[Extracted data entries]
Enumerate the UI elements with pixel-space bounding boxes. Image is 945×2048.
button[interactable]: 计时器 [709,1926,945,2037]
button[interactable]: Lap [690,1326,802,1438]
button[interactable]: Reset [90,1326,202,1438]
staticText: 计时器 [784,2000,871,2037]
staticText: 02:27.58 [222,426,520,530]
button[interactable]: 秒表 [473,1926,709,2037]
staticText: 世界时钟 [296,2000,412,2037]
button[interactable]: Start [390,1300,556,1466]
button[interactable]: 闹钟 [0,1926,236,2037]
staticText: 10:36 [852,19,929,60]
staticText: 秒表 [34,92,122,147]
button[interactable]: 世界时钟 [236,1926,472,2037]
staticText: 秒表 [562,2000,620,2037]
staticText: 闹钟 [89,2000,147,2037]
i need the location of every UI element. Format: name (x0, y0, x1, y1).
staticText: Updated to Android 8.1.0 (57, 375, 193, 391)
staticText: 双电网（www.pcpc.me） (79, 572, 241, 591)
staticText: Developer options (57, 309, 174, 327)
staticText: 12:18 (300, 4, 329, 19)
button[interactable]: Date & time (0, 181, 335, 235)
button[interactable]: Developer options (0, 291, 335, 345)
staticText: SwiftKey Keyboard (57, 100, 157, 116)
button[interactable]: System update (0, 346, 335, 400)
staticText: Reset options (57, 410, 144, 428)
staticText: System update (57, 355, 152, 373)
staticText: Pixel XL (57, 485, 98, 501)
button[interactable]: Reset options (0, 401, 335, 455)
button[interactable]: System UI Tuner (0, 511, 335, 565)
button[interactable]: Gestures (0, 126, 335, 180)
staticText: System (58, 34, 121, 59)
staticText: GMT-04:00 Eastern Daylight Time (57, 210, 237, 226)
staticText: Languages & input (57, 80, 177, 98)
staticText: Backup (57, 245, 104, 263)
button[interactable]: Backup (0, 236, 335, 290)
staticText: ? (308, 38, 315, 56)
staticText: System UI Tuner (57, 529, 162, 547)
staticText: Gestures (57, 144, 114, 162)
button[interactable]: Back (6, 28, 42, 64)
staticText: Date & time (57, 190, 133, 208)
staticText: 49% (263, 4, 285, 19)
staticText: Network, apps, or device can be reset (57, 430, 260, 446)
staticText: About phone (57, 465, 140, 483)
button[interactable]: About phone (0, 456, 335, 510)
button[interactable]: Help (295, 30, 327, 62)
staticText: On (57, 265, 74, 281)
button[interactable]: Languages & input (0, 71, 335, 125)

• [Task] Copy every line of the entries above word for word, keeping each character, number and punctuation mark unchanged.

• [Task response]
Enumerate the UI elements with pixel-space bounding boxes. Image is 945×2048.
button[interactable]: 计时器 [709,1926,945,2037]
button[interactable]: Lap [690,1326,802,1438]
button[interactable]: Reset [90,1326,202,1438]
staticText: 计时器 [784,2000,871,2037]
staticText: 02:27.58 [222,426,520,530]
button[interactable]: 秒表 [473,1926,709,2037]
staticText: 世界时钟 [296,2000,412,2037]
button[interactable]: Start [390,1300,556,1466]
button[interactable]: 闹钟 [0,1926,236,2037]
staticText: 10:36 [852,19,929,60]
staticText: 秒表 [34,92,122,147]
button[interactable]: 世界时钟 [236,1926,472,2037]
staticText: 秒表 [562,2000,620,2037]
staticText: 闹钟 [89,2000,147,2037]
i need the location of every UI element. Format: name (x0, y0, x1, y1).
staticText: Updated to Android 8.1.0 (57, 375, 193, 391)
staticText: 双电网（www.pcpc.me） (79, 572, 241, 591)
staticText: Developer options (57, 309, 174, 327)
staticText: 12:18 (300, 4, 329, 19)
button[interactable]: Date & time (0, 181, 335, 235)
button[interactable]: Developer options (0, 291, 335, 345)
staticText: SwiftKey Keyboard (57, 100, 157, 116)
button[interactable]: System update (0, 346, 335, 400)
staticText: Reset options (57, 410, 144, 428)
staticText: System update (57, 355, 152, 373)
staticText: Pixel XL (57, 485, 98, 501)
button[interactable]: Reset options (0, 401, 335, 455)
button[interactable]: System UI Tuner (0, 511, 335, 565)
button[interactable]: Gestures (0, 126, 335, 180)
staticText: System (58, 34, 121, 59)
staticText: GMT-04:00 Eastern Daylight Time (57, 210, 237, 226)
staticText: Languages & input (57, 80, 177, 98)
staticText: Backup (57, 245, 104, 263)
button[interactable]: Backup (0, 236, 335, 290)
staticText: ? (308, 38, 315, 56)
staticText: System UI Tuner (57, 529, 162, 547)
staticText: Gestures (57, 144, 114, 162)
button[interactable]: Back (6, 28, 42, 64)
staticText: Date & time (57, 190, 133, 208)
staticText: 49% (263, 4, 285, 19)
staticText: Network, apps, or device can be reset (57, 430, 260, 446)
staticText: About phone (57, 465, 140, 483)
button[interactable]: About phone (0, 456, 335, 510)
button[interactable]: Help (295, 30, 327, 62)
staticText: On (57, 265, 74, 281)
button[interactable]: Languages & input (0, 71, 335, 125)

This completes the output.